Directions for this task | Copy each line exactly.

** begin Dataset rows **

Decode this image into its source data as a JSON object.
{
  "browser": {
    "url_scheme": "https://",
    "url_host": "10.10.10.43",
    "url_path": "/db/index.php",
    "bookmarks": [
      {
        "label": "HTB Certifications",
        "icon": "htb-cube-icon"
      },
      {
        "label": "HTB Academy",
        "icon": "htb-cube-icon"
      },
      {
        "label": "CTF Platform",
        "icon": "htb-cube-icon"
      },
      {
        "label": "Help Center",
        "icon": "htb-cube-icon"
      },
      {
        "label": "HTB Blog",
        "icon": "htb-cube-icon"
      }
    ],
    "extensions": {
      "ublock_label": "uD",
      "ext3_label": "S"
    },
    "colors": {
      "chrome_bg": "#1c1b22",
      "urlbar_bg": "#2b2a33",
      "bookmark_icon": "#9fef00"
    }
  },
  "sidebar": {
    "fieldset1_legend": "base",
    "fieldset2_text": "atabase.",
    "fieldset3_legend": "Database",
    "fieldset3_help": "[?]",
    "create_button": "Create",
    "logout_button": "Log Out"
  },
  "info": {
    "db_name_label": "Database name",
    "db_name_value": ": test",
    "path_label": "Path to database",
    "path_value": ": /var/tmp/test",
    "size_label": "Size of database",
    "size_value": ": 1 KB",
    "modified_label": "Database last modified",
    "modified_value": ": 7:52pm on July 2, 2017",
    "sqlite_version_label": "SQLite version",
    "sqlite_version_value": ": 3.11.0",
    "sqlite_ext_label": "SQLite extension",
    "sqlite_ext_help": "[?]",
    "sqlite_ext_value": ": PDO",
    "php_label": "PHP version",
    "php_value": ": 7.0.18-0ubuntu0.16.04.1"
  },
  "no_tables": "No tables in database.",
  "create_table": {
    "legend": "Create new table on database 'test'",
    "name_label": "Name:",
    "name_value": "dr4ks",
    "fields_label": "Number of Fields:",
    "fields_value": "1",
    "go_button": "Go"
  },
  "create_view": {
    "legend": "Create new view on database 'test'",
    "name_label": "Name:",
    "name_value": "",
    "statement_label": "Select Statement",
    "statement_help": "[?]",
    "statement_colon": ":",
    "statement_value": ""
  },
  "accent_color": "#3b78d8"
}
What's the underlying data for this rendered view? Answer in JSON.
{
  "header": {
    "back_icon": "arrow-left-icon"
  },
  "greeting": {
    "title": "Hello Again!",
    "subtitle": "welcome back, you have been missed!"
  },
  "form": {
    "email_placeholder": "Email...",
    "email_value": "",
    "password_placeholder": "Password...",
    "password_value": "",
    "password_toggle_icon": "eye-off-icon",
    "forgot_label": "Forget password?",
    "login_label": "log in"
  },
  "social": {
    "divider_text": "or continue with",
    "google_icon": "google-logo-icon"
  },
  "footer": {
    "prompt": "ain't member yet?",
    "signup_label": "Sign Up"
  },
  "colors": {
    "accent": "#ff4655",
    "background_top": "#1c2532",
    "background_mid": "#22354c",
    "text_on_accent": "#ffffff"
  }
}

** end Dataset rows **

Result |
Decode this image into its source data as a JSON object.
{
  "browser": {
    "url_scheme": "https://",
    "url_host": "10.10.10.43",
    "url_path": "/db/index.php",
    "bookmarks": [
      {
        "label": "HTB Certifications",
        "icon": "htb-cube-icon"
      },
      {
        "label": "HTB Academy",
        "icon": "htb-cube-icon"
      },
      {
        "label": "CTF Platform",
        "icon": "htb-cube-icon"
      },
      {
        "label": "Help Center",
        "icon": "htb-cube-icon"
      },
      {
        "label": "HTB Blog",
        "icon": "htb-cube-icon"
      }
    ],
    "extensions": {
      "ublock_label": "uD",
      "ext3_label": "S"
    },
    "colors": {
      "chrome_bg": "#1c1b22",
      "urlbar_bg": "#2b2a33",
      "bookmark_icon": "#9fef00"
    }
  },
  "sidebar": {
    "fieldset1_legend": "base",
    "fieldset2_text": "atabase.",
    "fieldset3_legend": "Database",
    "fieldset3_help": "[?]",
    "create_button": "Create",
    "logout_button": "Log Out"
  },
  "info": {
    "db_name_label": "Database name",
    "db_name_value": ": test",
    "path_label": "Path to database",
    "path_value": ": /var/tmp/test",
    "size_label": "Size of database",
    "size_value": ": 1 KB",
    "modified_label": "Database last modified",
    "modified_value": ": 7:52pm on July 2, 2017",
    "sqlite_version_label": "SQLite version",
    "sqlite_version_value": ": 3.11.0",
    "sqlite_ext_label": "SQLite extension",
    "sqlite_ext_help": "[?]",
    "sqlite_ext_value": ": PDO",
    "php_label": "PHP version",
    "php_value": ": 7.0.18-0ubuntu0.16.04.1"
  },
  "no_tables": "No tables in database.",
  "create_table": {
    "legend": "Create new table on database 'test'",
    "name_label": "Name:",
    "name_value": "dr4ks",
    "fields_label": "Number of Fields:",
    "fields_value": "1",
    "go_button": "Go"
  },
  "create_view": {
    "legend": "Create new view on database 'test'",
    "name_label": "Name:",
    "name_value": "",
    "statement_label": "Select Statement",
    "statement_help": "[?]",
    "statement_colon": ":",
    "statement_value": ""
  },
  "accent_color": "#3b78d8"
}
What's the underlying data for this rendered view? Answer in JSON.
{
  "header": {
    "back_icon": "arrow-left-icon"
  },
  "greeting": {
    "title": "Hello Again!",
    "subtitle": "welcome back, you have been missed!"
  },
  "form": {
    "email_placeholder": "Email...",
    "email_value": "",
    "password_placeholder": "Password...",
    "password_value": "",
    "password_toggle_icon": "eye-off-icon",
    "forgot_label": "Forget password?",
    "login_label": "log in"
  },
  "social": {
    "divider_text": "or continue with",
    "google_icon": "google-logo-icon"
  },
  "footer": {
    "prompt": "ain't member yet?",
    "signup_label": "Sign Up"
  },
  "colors": {
    "accent": "#ff4655",
    "background_top": "#1c2532",
    "background_mid": "#22354c",
    "text_on_accent": "#ffffff"
  }
}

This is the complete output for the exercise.